__WHAT IS NEEDED__.
Quote every line as written. Omit pictures.

[Extracts from a graphics dataset]
● ● ● ●
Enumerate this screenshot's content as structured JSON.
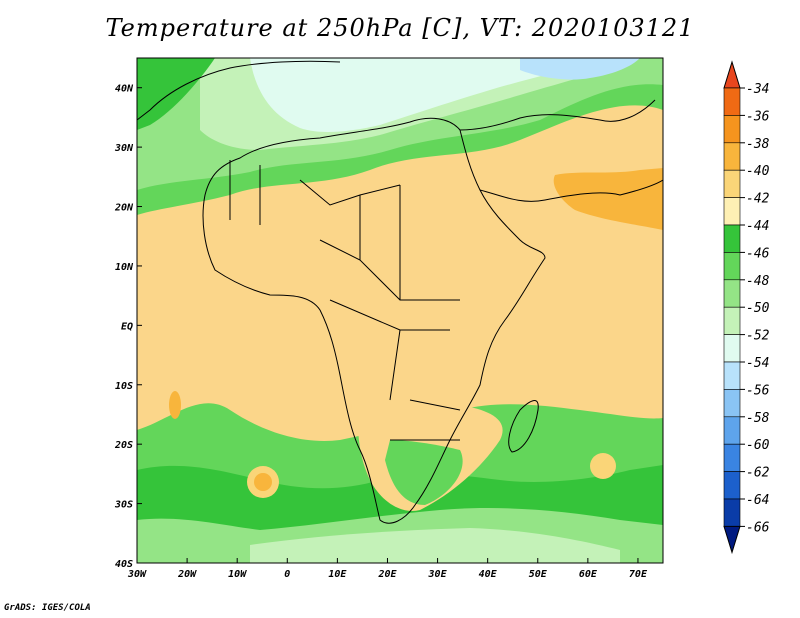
{
  "title": "Temperature at 250hPa [C], VT: 2020103121",
  "credit": "GrADS: IGES/COLA",
  "map": {
    "lon_range": [
      -30,
      75
    ],
    "lat_range": [
      -40,
      45
    ],
    "lon_ticks": [
      "30W",
      "20W",
      "10W",
      "0",
      "10E",
      "20E",
      "30E",
      "40E",
      "50E",
      "60E",
      "70E"
    ],
    "lat_ticks": [
      "40N",
      "30N",
      "20N",
      "10N",
      "EQ",
      "10S",
      "20S",
      "30S",
      "40S"
    ]
  },
  "colorbar": {
    "labels": [
      "-34",
      "-36",
      "-38",
      "-40",
      "-42",
      "-44",
      "-46",
      "-48",
      "-50",
      "-52",
      "-54",
      "-56",
      "-58",
      "-60",
      "-62",
      "-64",
      "-66"
    ],
    "colors": [
      "#e8461e",
      "#f06a14",
      "#f5941e",
      "#f8b53c",
      "#fad578",
      "#fef0b4",
      "#35c43a",
      "#63d65a",
      "#94e486",
      "#c4f2b8",
      "#e0fbf0",
      "#b8e2fb",
      "#8ac4f4",
      "#5ea4ec",
      "#3a84e2",
      "#1c60cc",
      "#0a3ca8",
      "#001a80"
    ]
  }
}
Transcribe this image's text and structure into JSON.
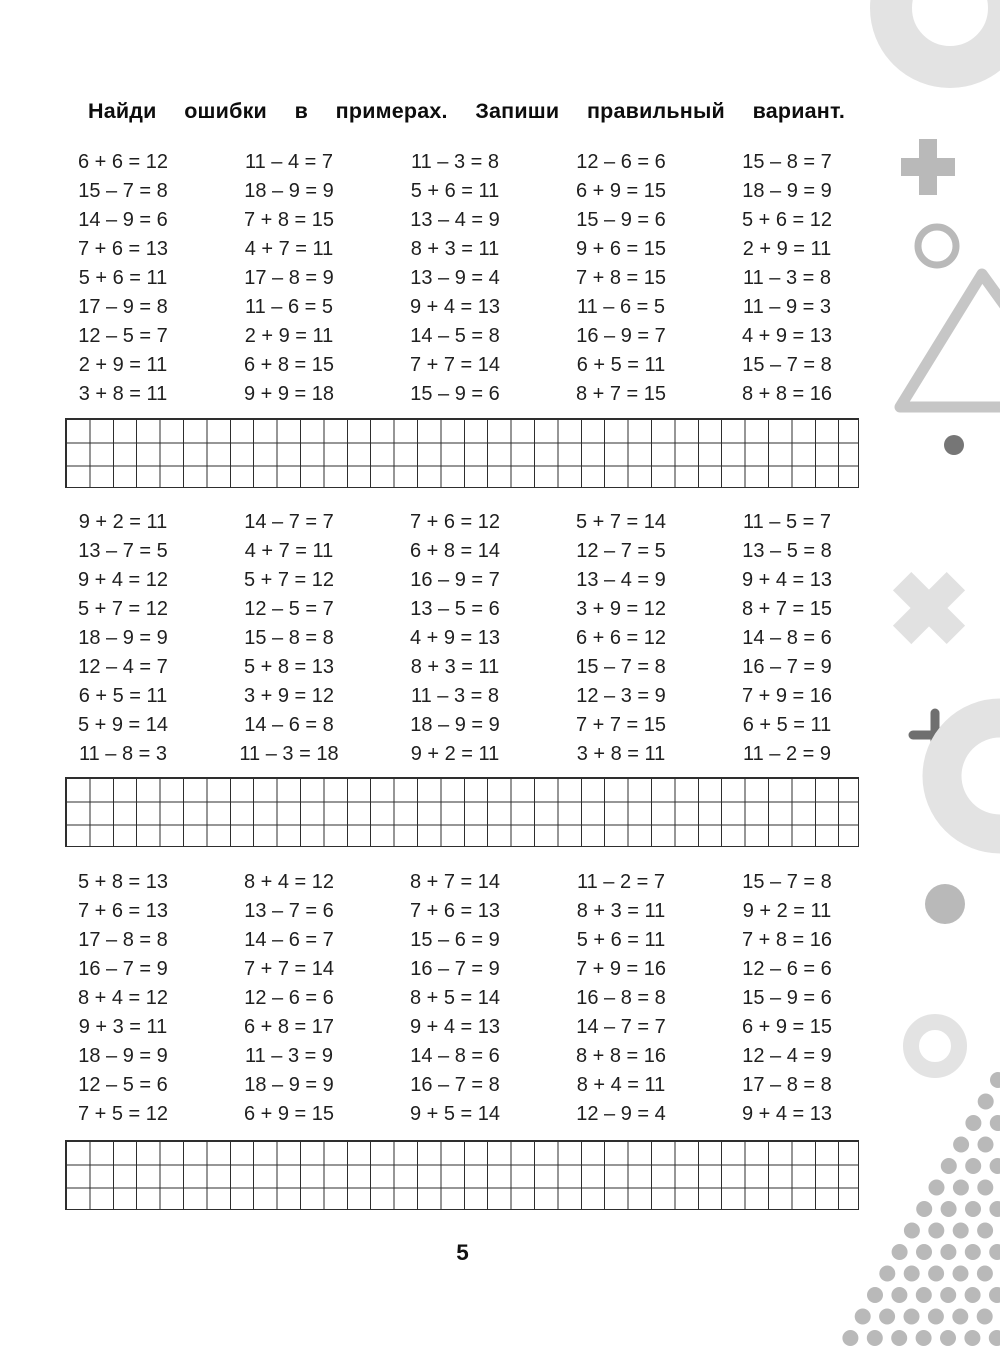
{
  "title": "Найди ошибки в примерах. Запиши правильный вариант.",
  "page_number": "5",
  "blocks": [
    {
      "columns": [
        [
          "6 + 6 = 12",
          "15 – 7 = 8",
          "14 – 9 = 6",
          "7 + 6 = 13",
          "5 + 6 = 11",
          "17 – 9 = 8",
          "12 – 5 = 7",
          "2 + 9 = 11",
          "3 + 8 = 11"
        ],
        [
          "11 – 4 = 7",
          "18 – 9 = 9",
          "7 + 8 = 15",
          "4 + 7 = 11",
          "17 – 8 = 9",
          "11 – 6 = 5",
          "2 + 9 = 11",
          "6 + 8 = 15",
          "9 + 9 = 18"
        ],
        [
          "11 – 3 = 8",
          "5 + 6 = 11",
          "13 – 4 = 9",
          "8 + 3 = 11",
          "13 – 9 = 4",
          "9 + 4 = 13",
          "14 – 5 = 8",
          "7 + 7 = 14",
          "15 – 9 = 6"
        ],
        [
          "12 – 6 = 6",
          "6 + 9 = 15",
          "15 – 9 = 6",
          "9 + 6 = 15",
          "7 + 8 = 15",
          "11 – 6 = 5",
          "16 – 9 = 7",
          "6 + 5 = 11",
          "8 + 7 = 15"
        ],
        [
          "15 – 8 = 7",
          "18 – 9 = 9",
          "5 + 6 = 12",
          "2 + 9 = 11",
          "11 – 3 = 8",
          "11 – 9 = 3",
          "4 + 9 = 13",
          "15 – 7 = 8",
          "8 + 8 = 16"
        ]
      ]
    },
    {
      "columns": [
        [
          "9 + 2 = 11",
          "13 – 7 = 5",
          "9 + 4 = 12",
          "5 + 7 = 12",
          "18 – 9 = 9",
          "12 – 4 = 7",
          "6 + 5 = 11",
          "5 + 9 = 14",
          "11 – 8 = 3"
        ],
        [
          "14 – 7 = 7",
          "4 + 7 = 11",
          "5 + 7 = 12",
          "12 – 5 = 7",
          "15 – 8 = 8",
          "5 + 8 = 13",
          "3 + 9 = 12",
          "14 – 6 = 8",
          "11 – 3 = 18"
        ],
        [
          "7 + 6 = 12",
          "6 + 8 = 14",
          "16 – 9 = 7",
          "13 – 5 = 6",
          "4 + 9 = 13",
          "8 + 3 = 11",
          "11 – 3 = 8",
          "18 – 9 = 9",
          "9 + 2 = 11"
        ],
        [
          "5 + 7 = 14",
          "12 – 7 = 5",
          "13 – 4 = 9",
          "3 + 9 = 12",
          "6 + 6 = 12",
          "15 – 7 = 8",
          "12 – 3 = 9",
          "7 + 7 = 15",
          "3 + 8 = 11"
        ],
        [
          "11 – 5 = 7",
          "13 – 5 = 8",
          "9 + 4 = 13",
          "8 + 7 = 15",
          "14 – 8 = 6",
          "16 – 7 = 9",
          "7 + 9 = 16",
          "6 + 5 = 11",
          "11 – 2 = 9"
        ]
      ]
    },
    {
      "columns": [
        [
          "5 + 8 = 13",
          "7 + 6 = 13",
          "17 – 8 = 8",
          "16 – 7 = 9",
          "8 + 4 = 12",
          "9 + 3 = 11",
          "18 – 9 = 9",
          "12 – 5 = 6",
          "7 + 5 = 12"
        ],
        [
          "8 + 4 = 12",
          "13 – 7 = 6",
          "14 – 6 = 7",
          "7 + 7 = 14",
          "12 – 6 = 6",
          "6 + 8 = 17",
          "11 – 3 = 9",
          "18 – 9 = 9",
          "6 + 9 = 15"
        ],
        [
          "8 + 7 = 14",
          "7 + 6 = 13",
          "15 – 6 = 9",
          "16 – 7 = 9",
          "8 + 5 = 14",
          "9 + 4 = 13",
          "14 – 8 = 6",
          "16 – 7 = 8",
          "9 + 5 = 14"
        ],
        [
          "11 – 2 = 7",
          "8 + 3 = 11",
          "5 + 6 = 11",
          "7 + 9 = 16",
          "16 – 8 = 8",
          "14 – 7 = 7",
          "8 + 8 = 16",
          "8 + 4 = 11",
          "12 – 9 = 4"
        ],
        [
          "15 – 7 = 8",
          "9 + 2 = 11",
          "7 + 8 = 16",
          "12 – 6 = 6",
          "15 – 9 = 6",
          "6 + 9 = 15",
          "12 – 4 = 9",
          "17 – 8 = 8",
          "9 + 4 = 13"
        ]
      ]
    }
  ],
  "decorations": {
    "colors": {
      "light_gray": "#e3e3e3",
      "mid_gray": "#b9b9b9",
      "dark_gray": "#6f6f6f",
      "dot_dark": "#767676",
      "triangle_gray": "#c6c6c6",
      "grid_line": "#2e2e2e",
      "text": "#1f1f1f"
    },
    "shapes": [
      "top-ring",
      "plus",
      "circle-outline",
      "triangle-outline",
      "small-dark-dot",
      "x-mark",
      "thin-cross",
      "large-ring",
      "medium-dot",
      "small-ring",
      "dot-triangle-pattern"
    ]
  }
}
● ● ● ●
__ANSWER FOR THE TASK__.
Enumerate this screenshot's content as structured JSON.
{
  "title": "Temperature at 250hPa [C], VT: 2020103121",
  "credit": "GrADS: IGES/COLA",
  "map": {
    "lon_range": [
      -30,
      75
    ],
    "lat_range": [
      -40,
      45
    ],
    "lon_ticks": [
      "30W",
      "20W",
      "10W",
      "0",
      "10E",
      "20E",
      "30E",
      "40E",
      "50E",
      "60E",
      "70E"
    ],
    "lat_ticks": [
      "40N",
      "30N",
      "20N",
      "10N",
      "EQ",
      "10S",
      "20S",
      "30S",
      "40S"
    ]
  },
  "colorbar": {
    "labels": [
      "-34",
      "-36",
      "-38",
      "-40",
      "-42",
      "-44",
      "-46",
      "-48",
      "-50",
      "-52",
      "-54",
      "-56",
      "-58",
      "-60",
      "-62",
      "-64",
      "-66"
    ],
    "colors": [
      "#e8461e",
      "#f06a14",
      "#f5941e",
      "#f8b53c",
      "#fad578",
      "#fef0b4",
      "#35c43a",
      "#63d65a",
      "#94e486",
      "#c4f2b8",
      "#e0fbf0",
      "#b8e2fb",
      "#8ac4f4",
      "#5ea4ec",
      "#3a84e2",
      "#1c60cc",
      "#0a3ca8",
      "#001a80"
    ]
  }
}
Transcribe this image's text and structure into JSON.
{
  "title": "Найди ошибки в примерах. Запиши правильный вариант.",
  "page_number": "5",
  "blocks": [
    {
      "columns": [
        [
          "6 + 6 = 12",
          "15 – 7 = 8",
          "14 – 9 = 6",
          "7 + 6 = 13",
          "5 + 6 = 11",
          "17 – 9 = 8",
          "12 – 5 = 7",
          "2 + 9 = 11",
          "3 + 8 = 11"
        ],
        [
          "11 – 4 = 7",
          "18 – 9 = 9",
          "7 + 8 = 15",
          "4 + 7 = 11",
          "17 – 8 = 9",
          "11 – 6 = 5",
          "2 + 9 = 11",
          "6 + 8 = 15",
          "9 + 9 = 18"
        ],
        [
          "11 – 3 = 8",
          "5 + 6 = 11",
          "13 – 4 = 9",
          "8 + 3 = 11",
          "13 – 9 = 4",
          "9 + 4 = 13",
          "14 – 5 = 8",
          "7 + 7 = 14",
          "15 – 9 = 6"
        ],
        [
          "12 – 6 = 6",
          "6 + 9 = 15",
          "15 – 9 = 6",
          "9 + 6 = 15",
          "7 + 8 = 15",
          "11 – 6 = 5",
          "16 – 9 = 7",
          "6 + 5 = 11",
          "8 + 7 = 15"
        ],
        [
          "15 – 8 = 7",
          "18 – 9 = 9",
          "5 + 6 = 12",
          "2 + 9 = 11",
          "11 – 3 = 8",
          "11 – 9 = 3",
          "4 + 9 = 13",
          "15 – 7 = 8",
          "8 + 8 = 16"
        ]
      ]
    },
    {
      "columns": [
        [
          "9 + 2 = 11",
          "13 – 7 = 5",
          "9 + 4 = 12",
          "5 + 7 = 12",
          "18 – 9 = 9",
          "12 – 4 = 7",
          "6 + 5 = 11",
          "5 + 9 = 14",
          "11 – 8 = 3"
        ],
        [
          "14 – 7 = 7",
          "4 + 7 = 11",
          "5 + 7 = 12",
          "12 – 5 = 7",
          "15 – 8 = 8",
          "5 + 8 = 13",
          "3 + 9 = 12",
          "14 – 6 = 8",
          "11 – 3 = 18"
        ],
        [
          "7 + 6 = 12",
          "6 + 8 = 14",
          "16 – 9 = 7",
          "13 – 5 = 6",
          "4 + 9 = 13",
          "8 + 3 = 11",
          "11 – 3 = 8",
          "18 – 9 = 9",
          "9 + 2 = 11"
        ],
        [
          "5 + 7 = 14",
          "12 – 7 = 5",
          "13 – 4 = 9",
          "3 + 9 = 12",
          "6 + 6 = 12",
          "15 – 7 = 8",
          "12 – 3 = 9",
          "7 + 7 = 15",
          "3 + 8 = 11"
        ],
        [
          "11 – 5 = 7",
          "13 – 5 = 8",
          "9 + 4 = 13",
          "8 + 7 = 15",
          "14 – 8 = 6",
          "16 – 7 = 9",
          "7 + 9 = 16",
          "6 + 5 = 11",
          "11 – 2 = 9"
        ]
      ]
    },
    {
      "columns": [
        [
          "5 + 8 = 13",
          "7 + 6 = 13",
          "17 – 8 = 8",
          "16 – 7 = 9",
          "8 + 4 = 12",
          "9 + 3 = 11",
          "18 – 9 = 9",
          "12 – 5 = 6",
          "7 + 5 = 12"
        ],
        [
          "8 + 4 = 12",
          "13 – 7 = 6",
          "14 – 6 = 7",
          "7 + 7 = 14",
          "12 – 6 = 6",
          "6 + 8 = 17",
          "11 – 3 = 9",
          "18 – 9 = 9",
          "6 + 9 = 15"
        ],
        [
          "8 + 7 = 14",
          "7 + 6 = 13",
          "15 – 6 = 9",
          "16 – 7 = 9",
          "8 + 5 = 14",
          "9 + 4 = 13",
          "14 – 8 = 6",
          "16 – 7 = 8",
          "9 + 5 = 14"
        ],
        [
          "11 – 2 = 7",
          "8 + 3 = 11",
          "5 + 6 = 11",
          "7 + 9 = 16",
          "16 – 8 = 8",
          "14 – 7 = 7",
          "8 + 8 = 16",
          "8 + 4 = 11",
          "12 – 9 = 4"
        ],
        [
          "15 – 7 = 8",
          "9 + 2 = 11",
          "7 + 8 = 16",
          "12 – 6 = 6",
          "15 – 9 = 6",
          "6 + 9 = 15",
          "12 – 4 = 9",
          "17 – 8 = 8",
          "9 + 4 = 13"
        ]
      ]
    }
  ],
  "decorations": {
    "colors": {
      "light_gray": "#e3e3e3",
      "mid_gray": "#b9b9b9",
      "dark_gray": "#6f6f6f",
      "dot_dark": "#767676",
      "triangle_gray": "#c6c6c6",
      "grid_line": "#2e2e2e",
      "text": "#1f1f1f"
    },
    "shapes": [
      "top-ring",
      "plus",
      "circle-outline",
      "triangle-outline",
      "small-dark-dot",
      "x-mark",
      "thin-cross",
      "large-ring",
      "medium-dot",
      "small-ring",
      "dot-triangle-pattern"
    ]
  }
}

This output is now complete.